*What the exercise asks*.
Go through the records and extract every line with the word "panel".

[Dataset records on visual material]
..............................

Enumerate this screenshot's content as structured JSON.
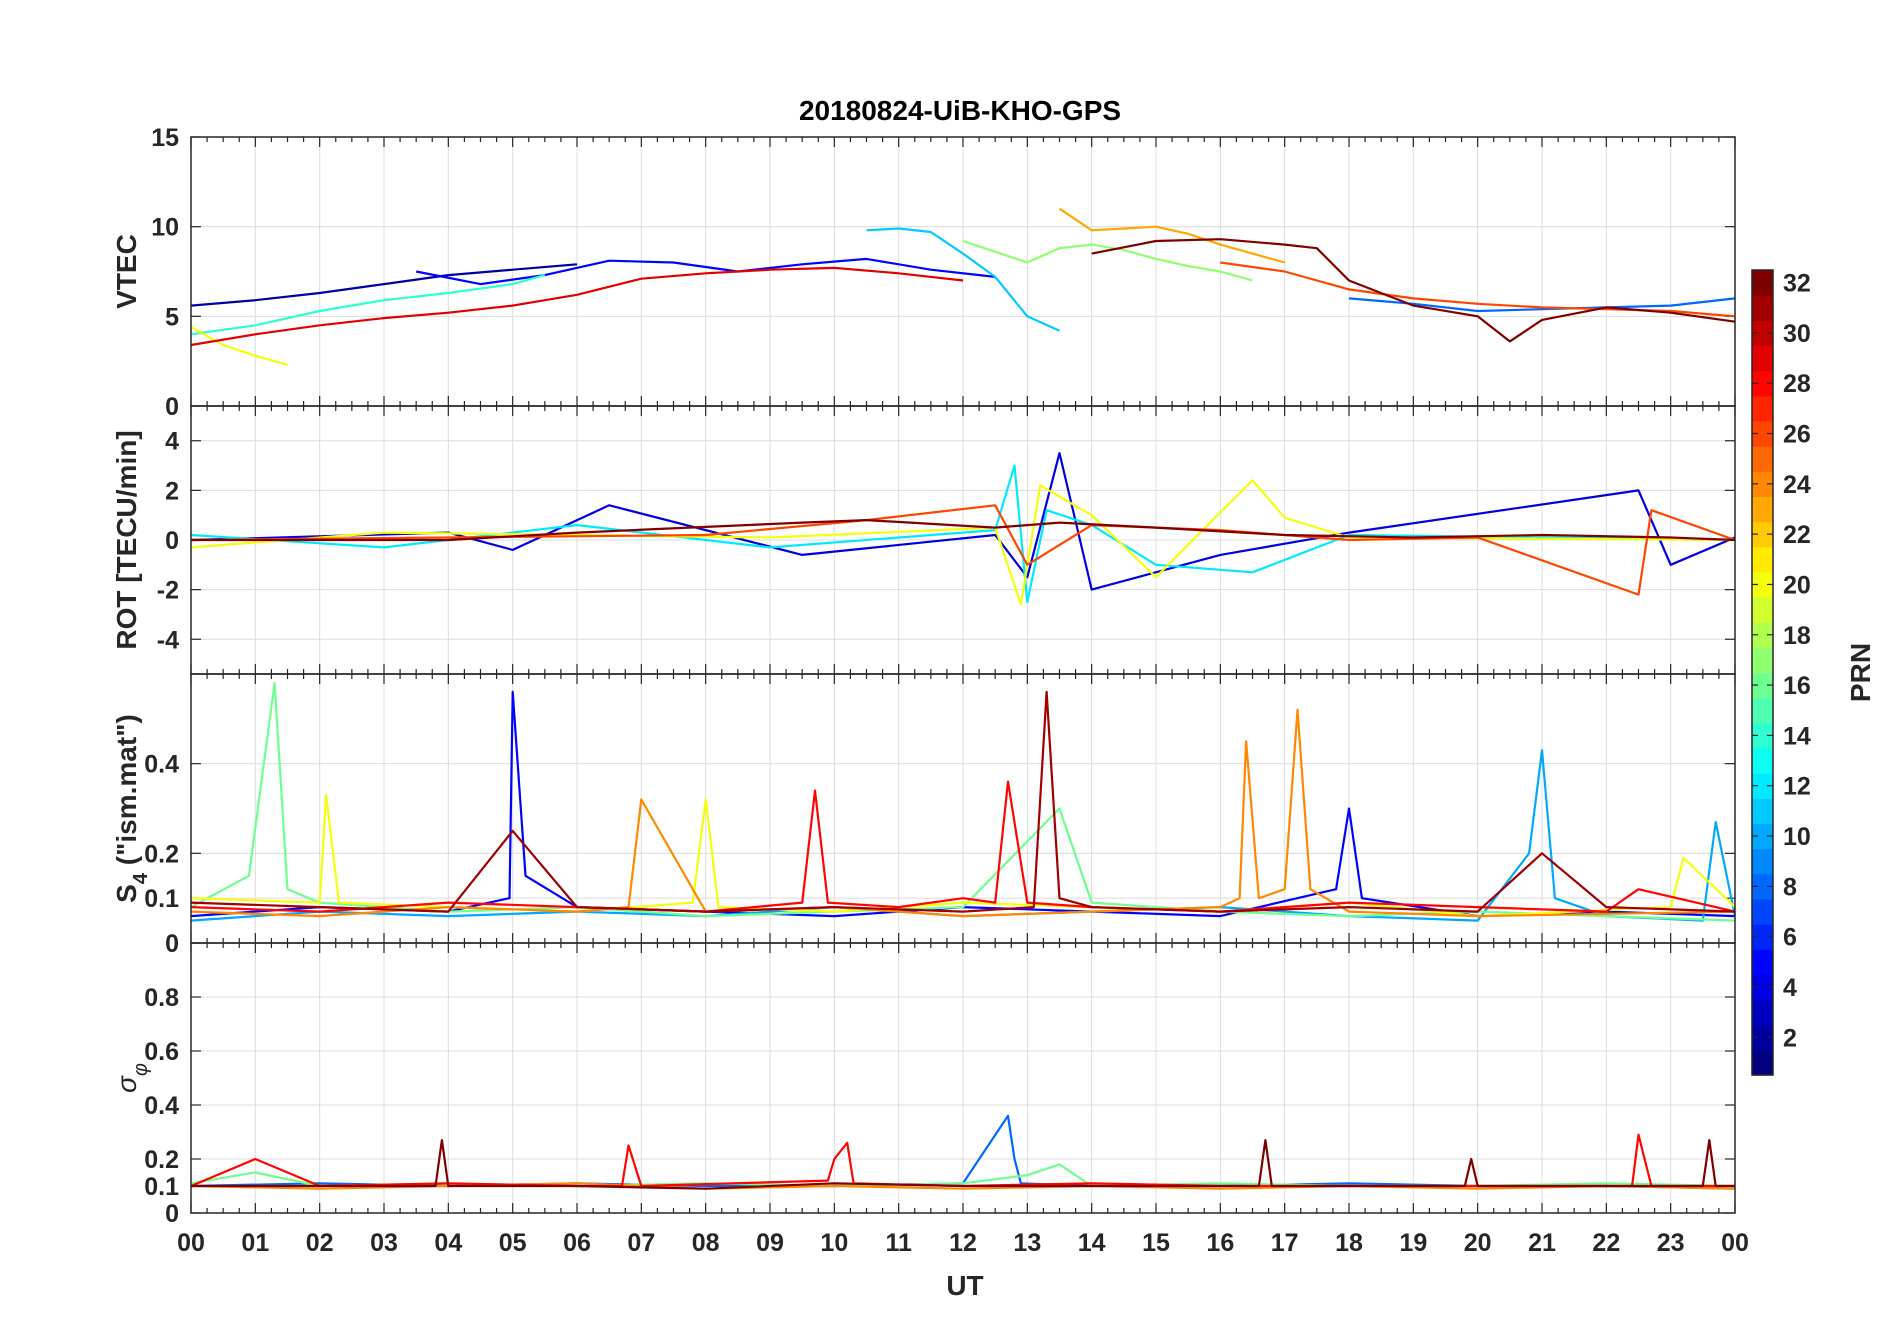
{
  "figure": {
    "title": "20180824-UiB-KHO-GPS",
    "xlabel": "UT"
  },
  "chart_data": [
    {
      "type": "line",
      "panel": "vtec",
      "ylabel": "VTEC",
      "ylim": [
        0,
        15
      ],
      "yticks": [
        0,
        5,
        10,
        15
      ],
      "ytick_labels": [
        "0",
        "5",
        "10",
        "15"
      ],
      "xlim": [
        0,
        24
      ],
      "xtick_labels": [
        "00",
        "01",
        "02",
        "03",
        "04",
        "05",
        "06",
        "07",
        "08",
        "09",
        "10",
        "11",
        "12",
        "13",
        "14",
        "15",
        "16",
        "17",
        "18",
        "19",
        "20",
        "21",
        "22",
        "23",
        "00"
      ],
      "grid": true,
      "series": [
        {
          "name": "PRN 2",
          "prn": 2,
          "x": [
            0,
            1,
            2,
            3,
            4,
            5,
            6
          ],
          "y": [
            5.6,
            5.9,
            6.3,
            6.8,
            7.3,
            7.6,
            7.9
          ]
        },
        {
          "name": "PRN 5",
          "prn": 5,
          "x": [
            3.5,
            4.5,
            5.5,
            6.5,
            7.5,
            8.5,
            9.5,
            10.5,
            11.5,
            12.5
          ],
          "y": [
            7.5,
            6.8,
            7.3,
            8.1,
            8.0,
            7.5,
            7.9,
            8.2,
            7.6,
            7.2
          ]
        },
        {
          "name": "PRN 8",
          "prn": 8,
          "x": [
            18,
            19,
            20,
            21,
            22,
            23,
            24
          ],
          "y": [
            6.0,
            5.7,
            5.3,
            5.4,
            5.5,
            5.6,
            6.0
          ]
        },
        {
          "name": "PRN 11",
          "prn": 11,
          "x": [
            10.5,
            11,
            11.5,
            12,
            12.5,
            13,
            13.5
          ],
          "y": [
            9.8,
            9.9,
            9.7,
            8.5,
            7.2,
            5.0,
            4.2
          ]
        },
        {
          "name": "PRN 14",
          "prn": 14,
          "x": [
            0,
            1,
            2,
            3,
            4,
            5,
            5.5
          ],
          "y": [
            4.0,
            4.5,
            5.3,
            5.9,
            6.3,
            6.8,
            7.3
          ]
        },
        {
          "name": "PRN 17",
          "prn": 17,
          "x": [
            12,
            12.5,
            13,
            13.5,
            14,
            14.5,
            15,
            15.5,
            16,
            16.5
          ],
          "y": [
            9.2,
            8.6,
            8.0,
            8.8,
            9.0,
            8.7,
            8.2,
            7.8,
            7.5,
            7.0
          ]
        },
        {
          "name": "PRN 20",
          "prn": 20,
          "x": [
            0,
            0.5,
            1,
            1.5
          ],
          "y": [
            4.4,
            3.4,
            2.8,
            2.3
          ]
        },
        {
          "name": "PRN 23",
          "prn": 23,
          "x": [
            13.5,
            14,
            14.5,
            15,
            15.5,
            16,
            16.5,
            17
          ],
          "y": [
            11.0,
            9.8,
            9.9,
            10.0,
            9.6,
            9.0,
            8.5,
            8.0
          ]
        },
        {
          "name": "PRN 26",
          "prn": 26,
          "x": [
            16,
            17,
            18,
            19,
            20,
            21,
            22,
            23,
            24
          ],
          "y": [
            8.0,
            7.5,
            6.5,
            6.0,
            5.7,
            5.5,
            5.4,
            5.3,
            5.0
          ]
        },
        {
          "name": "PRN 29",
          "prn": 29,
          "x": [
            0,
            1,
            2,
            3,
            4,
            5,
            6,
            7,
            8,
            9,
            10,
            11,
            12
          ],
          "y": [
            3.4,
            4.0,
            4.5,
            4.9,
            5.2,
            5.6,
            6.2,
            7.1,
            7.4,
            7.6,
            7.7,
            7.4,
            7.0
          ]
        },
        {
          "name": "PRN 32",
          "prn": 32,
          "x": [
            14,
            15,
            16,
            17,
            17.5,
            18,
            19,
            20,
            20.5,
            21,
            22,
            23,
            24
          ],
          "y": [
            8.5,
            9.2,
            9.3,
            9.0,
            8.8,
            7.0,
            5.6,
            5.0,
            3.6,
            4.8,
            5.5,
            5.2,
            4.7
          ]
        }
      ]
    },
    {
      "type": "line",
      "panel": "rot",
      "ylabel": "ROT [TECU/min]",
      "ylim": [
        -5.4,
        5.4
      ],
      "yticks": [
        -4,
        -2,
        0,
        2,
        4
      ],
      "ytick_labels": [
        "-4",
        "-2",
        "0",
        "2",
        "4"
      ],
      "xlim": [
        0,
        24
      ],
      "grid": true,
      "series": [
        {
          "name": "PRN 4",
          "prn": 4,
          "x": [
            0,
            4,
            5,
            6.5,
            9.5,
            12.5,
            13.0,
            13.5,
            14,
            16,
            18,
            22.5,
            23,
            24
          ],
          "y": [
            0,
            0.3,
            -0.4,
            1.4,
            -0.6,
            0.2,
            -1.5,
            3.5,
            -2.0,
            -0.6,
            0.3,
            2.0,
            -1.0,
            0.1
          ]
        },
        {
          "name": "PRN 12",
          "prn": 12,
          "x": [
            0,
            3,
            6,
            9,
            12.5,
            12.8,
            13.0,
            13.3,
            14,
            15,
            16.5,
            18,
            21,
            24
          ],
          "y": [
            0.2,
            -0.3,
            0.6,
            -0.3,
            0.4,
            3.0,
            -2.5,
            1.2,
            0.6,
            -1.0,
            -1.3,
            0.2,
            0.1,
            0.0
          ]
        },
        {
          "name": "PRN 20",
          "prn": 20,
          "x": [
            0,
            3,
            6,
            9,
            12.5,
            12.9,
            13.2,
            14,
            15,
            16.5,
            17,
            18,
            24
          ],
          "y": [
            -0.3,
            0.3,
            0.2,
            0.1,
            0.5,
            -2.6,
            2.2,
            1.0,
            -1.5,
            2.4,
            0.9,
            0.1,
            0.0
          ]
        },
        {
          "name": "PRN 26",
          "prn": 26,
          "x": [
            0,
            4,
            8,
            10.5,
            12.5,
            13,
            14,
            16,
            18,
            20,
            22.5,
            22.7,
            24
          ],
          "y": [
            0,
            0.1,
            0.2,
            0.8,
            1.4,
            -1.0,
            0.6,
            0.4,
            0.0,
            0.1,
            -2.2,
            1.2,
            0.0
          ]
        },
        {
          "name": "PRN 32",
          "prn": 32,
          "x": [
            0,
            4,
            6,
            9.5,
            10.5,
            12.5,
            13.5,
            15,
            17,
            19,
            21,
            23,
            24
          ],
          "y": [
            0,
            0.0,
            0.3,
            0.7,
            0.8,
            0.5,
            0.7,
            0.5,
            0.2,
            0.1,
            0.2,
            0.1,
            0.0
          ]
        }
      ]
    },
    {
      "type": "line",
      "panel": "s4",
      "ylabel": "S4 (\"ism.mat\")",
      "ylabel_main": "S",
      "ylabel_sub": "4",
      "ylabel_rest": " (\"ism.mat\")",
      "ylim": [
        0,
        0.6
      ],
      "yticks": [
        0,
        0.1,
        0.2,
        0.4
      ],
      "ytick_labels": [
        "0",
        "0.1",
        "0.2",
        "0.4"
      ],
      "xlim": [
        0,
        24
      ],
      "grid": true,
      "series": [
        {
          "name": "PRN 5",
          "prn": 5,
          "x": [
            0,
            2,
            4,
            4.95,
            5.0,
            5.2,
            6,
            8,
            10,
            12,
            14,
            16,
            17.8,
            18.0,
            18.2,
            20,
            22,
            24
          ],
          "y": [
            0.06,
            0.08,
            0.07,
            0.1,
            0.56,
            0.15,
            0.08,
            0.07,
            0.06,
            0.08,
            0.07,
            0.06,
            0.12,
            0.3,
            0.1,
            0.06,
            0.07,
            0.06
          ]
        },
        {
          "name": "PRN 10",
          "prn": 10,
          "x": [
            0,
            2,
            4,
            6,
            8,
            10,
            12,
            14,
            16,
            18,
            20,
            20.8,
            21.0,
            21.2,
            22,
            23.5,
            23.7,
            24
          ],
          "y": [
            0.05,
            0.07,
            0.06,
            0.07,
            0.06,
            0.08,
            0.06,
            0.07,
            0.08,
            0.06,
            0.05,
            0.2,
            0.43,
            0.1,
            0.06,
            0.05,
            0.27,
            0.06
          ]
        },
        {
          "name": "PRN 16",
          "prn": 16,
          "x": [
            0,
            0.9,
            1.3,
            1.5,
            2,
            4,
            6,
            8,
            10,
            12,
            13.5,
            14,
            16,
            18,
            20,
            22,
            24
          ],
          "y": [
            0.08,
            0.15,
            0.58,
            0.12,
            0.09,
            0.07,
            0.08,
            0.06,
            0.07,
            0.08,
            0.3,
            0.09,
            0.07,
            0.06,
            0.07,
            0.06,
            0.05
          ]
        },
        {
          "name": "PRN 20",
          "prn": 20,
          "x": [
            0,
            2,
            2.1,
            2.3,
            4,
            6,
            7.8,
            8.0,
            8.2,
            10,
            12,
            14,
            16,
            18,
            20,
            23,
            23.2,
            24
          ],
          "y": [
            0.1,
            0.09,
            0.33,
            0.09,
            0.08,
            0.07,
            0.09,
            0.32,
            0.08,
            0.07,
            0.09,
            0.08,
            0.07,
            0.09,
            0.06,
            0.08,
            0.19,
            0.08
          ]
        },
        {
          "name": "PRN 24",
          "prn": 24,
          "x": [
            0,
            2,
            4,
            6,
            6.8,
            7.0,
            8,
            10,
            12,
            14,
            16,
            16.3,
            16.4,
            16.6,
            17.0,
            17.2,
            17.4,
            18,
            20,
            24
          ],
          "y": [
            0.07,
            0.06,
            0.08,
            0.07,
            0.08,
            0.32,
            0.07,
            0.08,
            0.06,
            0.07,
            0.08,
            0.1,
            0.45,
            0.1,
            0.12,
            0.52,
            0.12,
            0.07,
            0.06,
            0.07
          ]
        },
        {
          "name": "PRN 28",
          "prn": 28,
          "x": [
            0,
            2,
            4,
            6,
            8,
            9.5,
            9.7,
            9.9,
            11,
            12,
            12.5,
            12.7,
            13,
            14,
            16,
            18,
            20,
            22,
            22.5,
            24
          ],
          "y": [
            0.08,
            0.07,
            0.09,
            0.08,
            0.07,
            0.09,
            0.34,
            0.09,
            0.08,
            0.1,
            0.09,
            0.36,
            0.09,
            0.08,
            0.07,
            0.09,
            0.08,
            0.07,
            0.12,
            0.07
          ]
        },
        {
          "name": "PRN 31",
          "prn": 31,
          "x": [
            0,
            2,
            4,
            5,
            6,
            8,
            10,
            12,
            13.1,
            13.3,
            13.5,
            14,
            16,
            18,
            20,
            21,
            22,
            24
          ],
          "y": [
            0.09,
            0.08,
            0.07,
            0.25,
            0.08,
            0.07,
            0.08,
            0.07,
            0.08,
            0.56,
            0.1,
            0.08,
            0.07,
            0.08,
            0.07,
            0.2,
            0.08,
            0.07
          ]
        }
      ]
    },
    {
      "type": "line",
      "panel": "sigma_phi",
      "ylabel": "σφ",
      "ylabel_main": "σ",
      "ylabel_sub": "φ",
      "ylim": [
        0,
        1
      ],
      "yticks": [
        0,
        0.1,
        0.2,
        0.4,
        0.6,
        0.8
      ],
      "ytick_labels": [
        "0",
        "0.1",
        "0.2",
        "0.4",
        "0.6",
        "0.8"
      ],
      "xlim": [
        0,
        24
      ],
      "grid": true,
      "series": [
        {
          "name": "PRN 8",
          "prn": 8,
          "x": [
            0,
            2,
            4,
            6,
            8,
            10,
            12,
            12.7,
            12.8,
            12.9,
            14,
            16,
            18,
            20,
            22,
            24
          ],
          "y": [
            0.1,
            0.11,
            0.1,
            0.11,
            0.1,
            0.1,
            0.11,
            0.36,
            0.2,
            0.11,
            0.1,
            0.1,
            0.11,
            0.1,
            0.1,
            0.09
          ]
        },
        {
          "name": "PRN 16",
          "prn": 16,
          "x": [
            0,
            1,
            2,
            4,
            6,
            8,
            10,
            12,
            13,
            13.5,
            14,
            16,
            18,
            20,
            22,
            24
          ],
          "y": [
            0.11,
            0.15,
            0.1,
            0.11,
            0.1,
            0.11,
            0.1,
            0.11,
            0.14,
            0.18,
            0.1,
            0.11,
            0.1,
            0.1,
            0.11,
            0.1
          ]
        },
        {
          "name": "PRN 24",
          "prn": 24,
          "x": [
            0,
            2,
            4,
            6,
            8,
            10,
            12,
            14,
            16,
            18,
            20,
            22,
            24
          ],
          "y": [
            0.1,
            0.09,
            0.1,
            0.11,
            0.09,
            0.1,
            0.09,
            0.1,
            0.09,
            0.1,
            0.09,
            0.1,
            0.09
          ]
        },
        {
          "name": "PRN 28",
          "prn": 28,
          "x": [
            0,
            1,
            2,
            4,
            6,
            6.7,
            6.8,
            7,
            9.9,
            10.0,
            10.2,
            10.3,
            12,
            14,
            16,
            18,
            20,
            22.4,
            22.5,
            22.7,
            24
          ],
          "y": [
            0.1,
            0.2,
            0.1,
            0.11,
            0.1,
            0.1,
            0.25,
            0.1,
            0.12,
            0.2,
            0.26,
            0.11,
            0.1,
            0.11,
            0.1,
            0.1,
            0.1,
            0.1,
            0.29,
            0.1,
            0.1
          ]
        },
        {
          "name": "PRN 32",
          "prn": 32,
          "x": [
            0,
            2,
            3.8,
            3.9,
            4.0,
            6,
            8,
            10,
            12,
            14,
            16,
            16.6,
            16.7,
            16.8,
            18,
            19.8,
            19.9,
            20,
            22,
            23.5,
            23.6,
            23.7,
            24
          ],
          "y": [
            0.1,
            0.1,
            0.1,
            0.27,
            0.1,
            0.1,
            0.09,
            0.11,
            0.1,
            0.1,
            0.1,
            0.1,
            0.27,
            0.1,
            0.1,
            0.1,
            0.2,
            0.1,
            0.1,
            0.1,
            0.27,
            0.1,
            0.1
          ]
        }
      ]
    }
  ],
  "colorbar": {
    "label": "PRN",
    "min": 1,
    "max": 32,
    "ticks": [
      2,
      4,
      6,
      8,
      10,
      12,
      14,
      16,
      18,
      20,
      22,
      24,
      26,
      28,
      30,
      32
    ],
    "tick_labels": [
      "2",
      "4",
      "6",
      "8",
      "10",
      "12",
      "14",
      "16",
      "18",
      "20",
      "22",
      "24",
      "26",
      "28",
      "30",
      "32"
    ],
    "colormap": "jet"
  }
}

..............................

*Written answer*.
      "panel": "vtec",
      "panel": "rot",
      "panel": "s4",
      "panel": "sigma_phi",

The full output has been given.